Task data |
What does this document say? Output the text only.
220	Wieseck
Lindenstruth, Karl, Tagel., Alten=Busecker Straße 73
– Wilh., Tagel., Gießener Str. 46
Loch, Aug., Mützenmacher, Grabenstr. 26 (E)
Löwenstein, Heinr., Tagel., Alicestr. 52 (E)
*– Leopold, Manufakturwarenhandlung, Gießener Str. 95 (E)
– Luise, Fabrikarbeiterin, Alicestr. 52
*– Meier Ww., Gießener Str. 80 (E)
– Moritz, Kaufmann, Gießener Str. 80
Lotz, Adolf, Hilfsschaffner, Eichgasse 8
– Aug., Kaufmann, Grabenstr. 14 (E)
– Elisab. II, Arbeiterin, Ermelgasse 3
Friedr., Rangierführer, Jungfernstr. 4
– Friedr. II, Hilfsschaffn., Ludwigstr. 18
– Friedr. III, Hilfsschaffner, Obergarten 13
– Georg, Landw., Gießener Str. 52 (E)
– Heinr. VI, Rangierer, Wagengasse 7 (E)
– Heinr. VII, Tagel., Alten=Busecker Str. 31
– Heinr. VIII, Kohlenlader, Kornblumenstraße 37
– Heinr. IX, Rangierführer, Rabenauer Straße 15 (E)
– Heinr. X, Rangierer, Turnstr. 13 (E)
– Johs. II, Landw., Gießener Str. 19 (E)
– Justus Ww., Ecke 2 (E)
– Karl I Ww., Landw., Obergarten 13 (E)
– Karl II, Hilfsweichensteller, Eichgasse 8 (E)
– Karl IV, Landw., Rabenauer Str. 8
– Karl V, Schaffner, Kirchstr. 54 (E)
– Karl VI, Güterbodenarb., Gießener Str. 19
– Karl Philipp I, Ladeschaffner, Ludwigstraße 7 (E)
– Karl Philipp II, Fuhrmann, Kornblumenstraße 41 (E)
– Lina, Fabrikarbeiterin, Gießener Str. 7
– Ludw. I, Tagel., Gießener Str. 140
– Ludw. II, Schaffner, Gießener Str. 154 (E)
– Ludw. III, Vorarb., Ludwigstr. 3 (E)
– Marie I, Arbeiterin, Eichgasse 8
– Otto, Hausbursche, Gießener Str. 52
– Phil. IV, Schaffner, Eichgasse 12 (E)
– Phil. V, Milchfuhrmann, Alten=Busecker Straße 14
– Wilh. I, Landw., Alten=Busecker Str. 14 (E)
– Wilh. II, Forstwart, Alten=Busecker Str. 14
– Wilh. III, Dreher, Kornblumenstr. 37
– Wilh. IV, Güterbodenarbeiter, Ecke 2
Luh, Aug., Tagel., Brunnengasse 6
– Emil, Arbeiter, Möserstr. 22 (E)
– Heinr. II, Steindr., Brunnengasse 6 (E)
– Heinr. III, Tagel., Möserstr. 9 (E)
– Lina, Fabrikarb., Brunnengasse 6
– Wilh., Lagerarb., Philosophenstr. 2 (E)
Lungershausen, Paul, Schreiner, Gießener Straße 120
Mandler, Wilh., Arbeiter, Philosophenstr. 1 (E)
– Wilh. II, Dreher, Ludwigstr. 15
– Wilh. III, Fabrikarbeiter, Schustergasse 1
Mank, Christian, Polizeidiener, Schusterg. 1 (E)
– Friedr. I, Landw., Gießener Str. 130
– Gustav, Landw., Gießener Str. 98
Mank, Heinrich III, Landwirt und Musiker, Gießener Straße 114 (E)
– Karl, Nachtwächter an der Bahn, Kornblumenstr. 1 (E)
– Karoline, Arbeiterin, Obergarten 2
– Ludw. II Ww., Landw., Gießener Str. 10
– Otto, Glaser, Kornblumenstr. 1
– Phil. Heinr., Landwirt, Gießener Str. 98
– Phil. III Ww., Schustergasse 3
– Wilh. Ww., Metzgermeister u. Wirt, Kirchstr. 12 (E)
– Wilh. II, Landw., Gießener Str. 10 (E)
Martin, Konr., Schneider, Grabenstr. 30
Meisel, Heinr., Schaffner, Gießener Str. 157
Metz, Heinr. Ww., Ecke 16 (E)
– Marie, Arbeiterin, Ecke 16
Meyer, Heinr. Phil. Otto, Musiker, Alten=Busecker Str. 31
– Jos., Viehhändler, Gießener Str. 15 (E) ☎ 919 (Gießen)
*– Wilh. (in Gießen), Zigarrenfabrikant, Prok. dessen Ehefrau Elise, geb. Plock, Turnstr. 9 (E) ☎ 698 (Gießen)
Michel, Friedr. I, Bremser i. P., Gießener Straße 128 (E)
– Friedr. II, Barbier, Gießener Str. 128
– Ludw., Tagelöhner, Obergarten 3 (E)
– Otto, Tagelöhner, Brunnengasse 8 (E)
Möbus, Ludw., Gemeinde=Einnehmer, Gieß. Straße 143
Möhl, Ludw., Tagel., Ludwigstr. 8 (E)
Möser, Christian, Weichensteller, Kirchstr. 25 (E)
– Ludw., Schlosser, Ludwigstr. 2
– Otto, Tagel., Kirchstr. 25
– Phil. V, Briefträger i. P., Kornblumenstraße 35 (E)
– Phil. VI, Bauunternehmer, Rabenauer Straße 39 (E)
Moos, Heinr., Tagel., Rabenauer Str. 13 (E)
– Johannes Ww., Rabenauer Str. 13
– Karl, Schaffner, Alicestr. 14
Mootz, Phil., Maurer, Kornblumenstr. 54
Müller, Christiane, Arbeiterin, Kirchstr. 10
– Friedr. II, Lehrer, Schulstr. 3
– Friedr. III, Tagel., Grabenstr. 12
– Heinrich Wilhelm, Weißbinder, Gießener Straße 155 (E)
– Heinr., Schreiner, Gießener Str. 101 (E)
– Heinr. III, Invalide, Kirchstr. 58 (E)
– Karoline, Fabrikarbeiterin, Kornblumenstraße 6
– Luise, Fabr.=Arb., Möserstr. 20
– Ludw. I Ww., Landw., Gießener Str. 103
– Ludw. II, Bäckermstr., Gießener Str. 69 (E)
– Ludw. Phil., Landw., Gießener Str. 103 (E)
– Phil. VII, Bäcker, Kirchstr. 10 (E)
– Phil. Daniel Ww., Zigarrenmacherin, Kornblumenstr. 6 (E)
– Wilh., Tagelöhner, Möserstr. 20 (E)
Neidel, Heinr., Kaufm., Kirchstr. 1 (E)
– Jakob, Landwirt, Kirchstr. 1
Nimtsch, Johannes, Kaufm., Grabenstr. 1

Task to complete |
Output the full listing without altering anything.

Exercise output |
What does this document say? Output the text only.
220	Wieseck
Lindenstruth, Karl, Tagel., Alten=Busecker Straße 73
– Wilh., Tagel., Gießener Str. 46
Loch, Aug., Mützenmacher, Grabenstr. 26 (E)
Löwenstein, Heinr., Tagel., Alicestr. 52 (E)
*– Leopold, Manufakturwarenhandlung, Gießener Str. 95 (E)
– Luise, Fabrikarbeiterin, Alicestr. 52
*– Meier Ww., Gießener Str. 80 (E)
– Moritz, Kaufmann, Gießener Str. 80
Lotz, Adolf, Hilfsschaffner, Eichgasse 8
– Aug., Kaufmann, Grabenstr. 14 (E)
– Elisab. II, Arbeiterin, Ermelgasse 3
Friedr., Rangierführer, Jungfernstr. 4
– Friedr. II, Hilfsschaffn., Ludwigstr. 18
– Friedr. III, Hilfsschaffner, Obergarten 13
– Georg, Landw., Gießener Str. 52 (E)
– Heinr. VI, Rangierer, Wagengasse 7 (E)
– Heinr. VII, Tagel., Alten=Busecker Str. 31
– Heinr. VIII, Kohlenlader, Kornblumenstraße 37
– Heinr. IX, Rangierführer, Rabenauer Straße 15 (E)
– Heinr. X, Rangierer, Turnstr. 13 (E)
– Johs. II, Landw., Gießener Str. 19 (E)
– Justus Ww., Ecke 2 (E)
– Karl I Ww., Landw., Obergarten 13 (E)
– Karl II, Hilfsweichensteller, Eichgasse 8 (E)
– Karl IV, Landw., Rabenauer Str. 8
– Karl V, Schaffner, Kirchstr. 54 (E)
– Karl VI, Güterbodenarb., Gießener Str. 19
– Karl Philipp I, Ladeschaffner, Ludwigstraße 7 (E)
– Karl Philipp II, Fuhrmann, Kornblumenstraße 41 (E)
– Lina, Fabrikarbeiterin, Gießener Str. 7
– Ludw. I, Tagel., Gießener Str. 140
– Ludw. II, Schaffner, Gießener Str. 154 (E)
– Ludw. III, Vorarb., Ludwigstr. 3 (E)
– Marie I, Arbeiterin, Eichgasse 8
– Otto, Hausbursche, Gießener Str. 52
– Phil. IV, Schaffner, Eichgasse 12 (E)
– Phil. V, Milchfuhrmann, Alten=Busecker Straße 14
– Wilh. I, Landw., Alten=Busecker Str. 14 (E)
– Wilh. II, Forstwart, Alten=Busecker Str. 14
– Wilh. III, Dreher, Kornblumenstr. 37
– Wilh. IV, Güterbodenarbeiter, Ecke 2
Luh, Aug., Tagel., Brunnengasse 6
– Emil, Arbeiter, Möserstr. 22 (E)
– Heinr. II, Steindr., Brunnengasse 6 (E)
– Heinr. III, Tagel., Möserstr. 9 (E)
– Lina, Fabrikarb., Brunnengasse 6
– Wilh., Lagerarb., Philosophenstr. 2 (E)
Lungershausen, Paul, Schreiner, Gießener Straße 120
Mandler, Wilh., Arbeiter, Philosophenstr. 1 (E)
– Wilh. II, Dreher, Ludwigstr. 15
– Wilh. III, Fabrikarbeiter, Schustergasse 1
Mank, Christian, Polizeidiener, Schusterg. 1 (E)
– Friedr. I, Landw., Gießener Str. 130
– Gustav, Landw., Gießener Str. 98
Mank, Heinrich III, Landwirt und Musiker, Gießener Straße 114 (E)
– Karl, Nachtwächter an der Bahn, Kornblumenstr. 1 (E)
– Karoline, Arbeiterin, Obergarten 2
– Ludw. II Ww., Landw., Gießener Str. 10
– Otto, Glaser, Kornblumenstr. 1
– Phil. Heinr., Landwirt, Gießener Str. 98
– Phil. III Ww., Schustergasse 3
– Wilh. Ww., Metzgermeister u. Wirt, Kirchstr. 12 (E)
– Wilh. II, Landw., Gießener Str. 10 (E)
Martin, Konr., Schneider, Grabenstr. 30
Meisel, Heinr., Schaffner, Gießener Str. 157
Metz, Heinr. Ww., Ecke 16 (E)
– Marie, Arbeiterin, Ecke 16
Meyer, Heinr. Phil. Otto, Musiker, Alten=Busecker Str. 31
– Jos., Viehhändler, Gießener Str. 15 (E) ☎ 919 (Gießen)
*– Wilh. (in Gießen), Zigarrenfabrikant, Prok. dessen Ehefrau Elise, geb. Plock, Turnstr. 9 (E) ☎ 698 (Gießen)
Michel, Friedr. I, Bremser i. P., Gießener Straße 128 (E)
– Friedr. II, Barbier, Gießener Str. 128
– Ludw., Tagelöhner, Obergarten 3 (E)
– Otto, Tagelöhner, Brunnengasse 8 (E)
Möbus, Ludw., Gemeinde=Einnehmer, Gieß. Straße 143
Möhl, Ludw., Tagel., Ludwigstr. 8 (E)
Möser, Christian, Weichensteller, Kirchstr. 25 (E)
– Ludw., Schlosser, Ludwigstr. 2
– Otto, Tagel., Kirchstr. 25
– Phil. V, Briefträger i. P., Kornblumenstraße 35 (E)
– Phil. VI, Bauunternehmer, Rabenauer Straße 39 (E)
Moos, Heinr., Tagel., Rabenauer Str. 13 (E)
– Johannes Ww., Rabenauer Str. 13
– Karl, Schaffner, Alicestr. 14
Mootz, Phil., Maurer, Kornblumenstr. 54
Müller, Christiane, Arbeiterin, Kirchstr. 10
– Friedr. II, Lehrer, Schulstr. 3
– Friedr. III, Tagel., Grabenstr. 12
– Heinrich Wilhelm, Weißbinder, Gießener Straße 155 (E)
– Heinr., Schreiner, Gießener Str. 101 (E)
– Heinr. III, Invalide, Kirchstr. 58 (E)
– Karoline, Fabrikarbeiterin, Kornblumenstraße 6
– Luise, Fabr.=Arb., Möserstr. 20
– Ludw. I Ww., Landw., Gießener Str. 103
– Ludw. II, Bäckermstr., Gießener Str. 69 (E)
– Ludw. Phil., Landw., Gießener Str. 103 (E)
– Phil. VII, Bäcker, Kirchstr. 10 (E)
– Phil. Daniel Ww., Zigarrenmacherin, Kornblumenstr. 6 (E)
– Wilh., Tagelöhner, Möserstr. 20 (E)
Neidel, Heinr., Kaufm., Kirchstr. 1 (E)
– Jakob, Landwirt, Kirchstr. 1
Nimtsch, Johannes, Kaufm., Grabenstr. 1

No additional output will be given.